(Saved entries)
#####

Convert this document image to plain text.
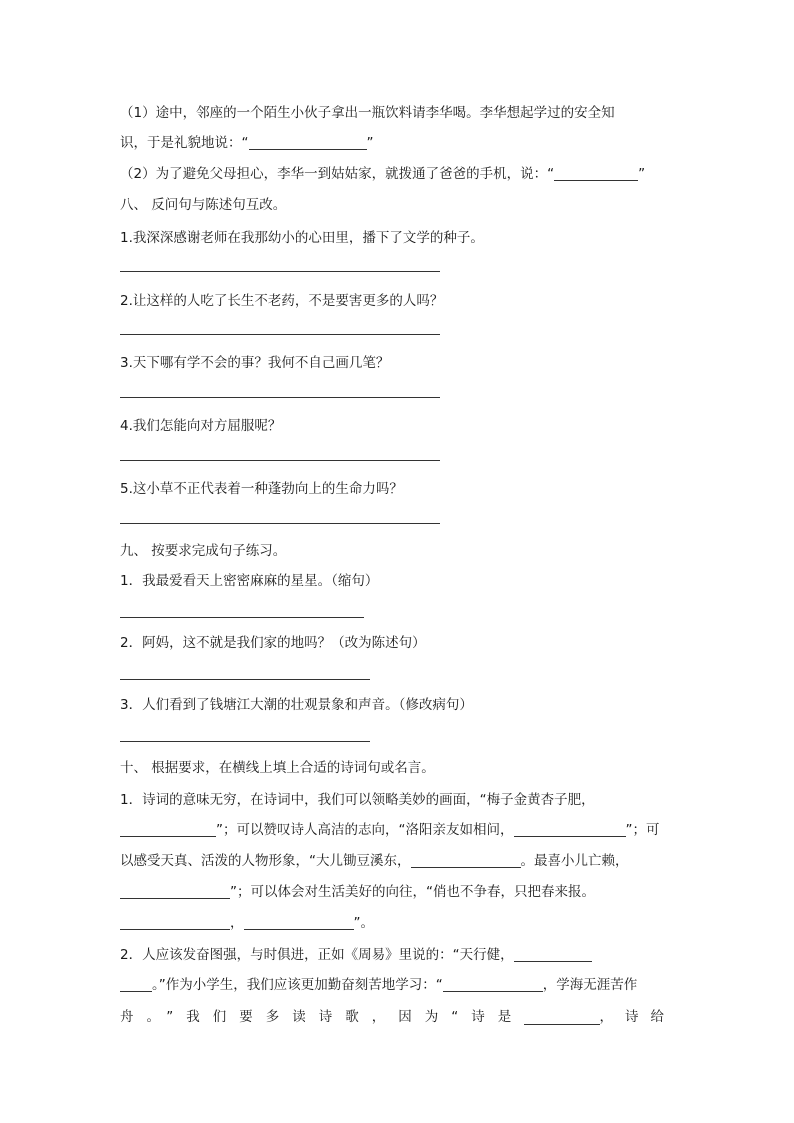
（1）途中，邻座的一个陌生小伙子拿出一瓶饮料请李华喝。李华想起学过的安全知
识，于是礼貌地说：“	”
（2）为了避免父母担心，李华一到姑姑家，就拨通了爸爸的手机，说：“	”
八、 反问句与陈述句互改。
1.我深深感谢老师在我那幼小的心田里，播下了文学的种子。
2.让这样的人吃了长生不老药，不是要害更多的人吗？
3.天下哪有学不会的事？我何不自己画几笔？
4.我们怎能向对方屈服呢？
5.这小草不正代表着一种蓬勃向上的生命力吗？
九、 按要求完成句子练习。
1．我最爱看天上密密麻麻的星星。（缩句）
2．阿妈，这不就是我们家的地吗？（改为陈述句）
3．人们看到了钱塘江大潮的壮观景象和声音。（修改病句）
十、 根据要求，在横线上填上合适的诗词句或名言。
1．诗词的意味无穷，在诗词中，我们可以领略美妙的画面，“梅子金黄杏子肥，
”；可以赞叹诗人高洁的志向，“洛阳亲友如相问，	”；可
以感受天真、活泼的人物形象，“大儿锄豆溪东，	。最喜小儿亡赖，
”；可以体会对生活美好的向往，“俏也不争春，只把春来报。
，	”。
2．人应该发奋图强，与时俱进，正如《周易》里说的：“天行健，
。”作为小学生，我们应该更加勤奋刻苦地学习：“	，学海无涯苦作
舟。”我们要多读诗歌，因为“诗是	，诗给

#####

_Task objective:_ Copy every record above exactly as written, but leave out the pictures.

_Exercise response:_
Convert this document image to plain text.
（1）途中，邻座的一个陌生小伙子拿出一瓶饮料请李华喝。李华想起学过的安全知
识，于是礼貌地说：“	”
（2）为了避免父母担心，李华一到姑姑家，就拨通了爸爸的手机，说：“	”
八、 反问句与陈述句互改。
1.我深深感谢老师在我那幼小的心田里，播下了文学的种子。
2.让这样的人吃了长生不老药，不是要害更多的人吗？
3.天下哪有学不会的事？我何不自己画几笔？
4.我们怎能向对方屈服呢？
5.这小草不正代表着一种蓬勃向上的生命力吗？
九、 按要求完成句子练习。
1．我最爱看天上密密麻麻的星星。（缩句）
2．阿妈，这不就是我们家的地吗？（改为陈述句）
3．人们看到了钱塘江大潮的壮观景象和声音。（修改病句）
十、 根据要求，在横线上填上合适的诗词句或名言。
1．诗词的意味无穷，在诗词中，我们可以领略美妙的画面，“梅子金黄杏子肥，
”；可以赞叹诗人高洁的志向，“洛阳亲友如相问，	”；可
以感受天真、活泼的人物形象，“大儿锄豆溪东，	。最喜小儿亡赖，
”；可以体会对生活美好的向往，“俏也不争春，只把春来报。
，	”。
2．人应该发奋图强，与时俱进，正如《周易》里说的：“天行健，
。”作为小学生，我们应该更加勤奋刻苦地学习：“	，学海无涯苦作
舟。”我们要多读诗歌，因为“诗是	，诗给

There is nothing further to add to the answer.